--- Start Records shown ---
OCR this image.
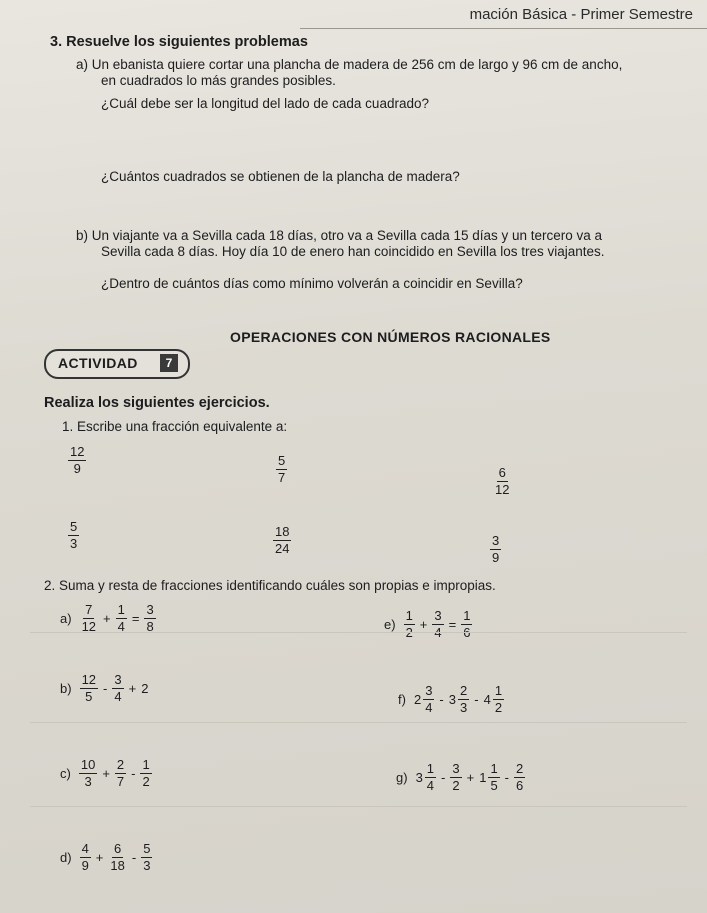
mación Básica - Primer Semestre
3. Resuelve los siguientes problemas
a) Un ebanista quiere cortar una plancha de madera de 256 cm de largo y 96 cm de ancho,
en cuadrados lo más grandes posibles.
¿Cuál debe ser la longitud del lado de cada cuadrado?
¿Cuántos cuadrados se obtienen de la plancha de madera?
b) Un viajante va a Sevilla cada 18 días, otro va a Sevilla cada 15 días y un tercero va a
Sevilla cada 8 días. Hoy día 10 de enero han coincidido en Sevilla los tres viajantes.
¿Dentro de cuántos días como mínimo volverán a coincidir en Sevilla?
OPERACIONES CON NÚMEROS RACIONALES
ACTIVIDAD	7
Realiza los siguientes ejercicios.
1. Escribe una fracción equivalente a:
$\frac{12}{9}$	$\frac{5}{7}$	$\frac{6}{12}$
$\frac{5}{3}$	$\frac{18}{24}$	$\frac{3}{9}$
2. Suma y resta de fracciones identificando cuáles son propias e impropias.
$a) \frac{7}{12} + \frac{1}{4} = \frac{3}{8}$	$e) \frac{1}{2} + \frac{3}{4} = \frac{1}{6}$
$b) \frac{12}{5} - \frac{3}{4} + 2$
f) $2 \frac{3}{4} - 3 \frac{2}{3} - 4 \frac{1}{2}$
$c) \frac{10}{3} + \frac{2}{7} - \frac{1}{2}$	g) $3 \frac{1}{4} - \frac{3}{2} + 1 \frac{1}{5} - \frac{2}{6}$
$d) \frac{4}{9} + \frac{6}{18} - \frac{5}{3}$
--- End Records shown ---
◆ **What is expected**
Transcribe every record above exactly, leaving out the pictures.

◆ **Task output**
OCR this image.
mación Básica - Primer Semestre
3. Resuelve los siguientes problemas
a) Un ebanista quiere cortar una plancha de madera de 256 cm de largo y 96 cm de ancho,
en cuadrados lo más grandes posibles.
¿Cuál debe ser la longitud del lado de cada cuadrado?
¿Cuántos cuadrados se obtienen de la plancha de madera?
b) Un viajante va a Sevilla cada 18 días, otro va a Sevilla cada 15 días y un tercero va a
Sevilla cada 8 días. Hoy día 10 de enero han coincidido en Sevilla los tres viajantes.
¿Dentro de cuántos días como mínimo volverán a coincidir en Sevilla?
OPERACIONES CON NÚMEROS RACIONALES
ACTIVIDAD	7
Realiza los siguientes ejercicios.
1. Escribe una fracción equivalente a:
$\frac{12}{9}$	$\frac{5}{7}$	$\frac{6}{12}$
$\frac{5}{3}$	$\frac{18}{24}$	$\frac{3}{9}$
2. Suma y resta de fracciones identificando cuáles son propias e impropias.
$a) \frac{7}{12} + \frac{1}{4} = \frac{3}{8}$	$e) \frac{1}{2} + \frac{3}{4} = \frac{1}{6}$
$b) \frac{12}{5} - \frac{3}{4} + 2$
f) $2 \frac{3}{4} - 3 \frac{2}{3} - 4 \frac{1}{2}$
$c) \frac{10}{3} + \frac{2}{7} - \frac{1}{2}$	g) $3 \frac{1}{4} - \frac{3}{2} + 1 \frac{1}{5} - \frac{2}{6}$
$d) \frac{4}{9} + \frac{6}{18} - \frac{5}{3}$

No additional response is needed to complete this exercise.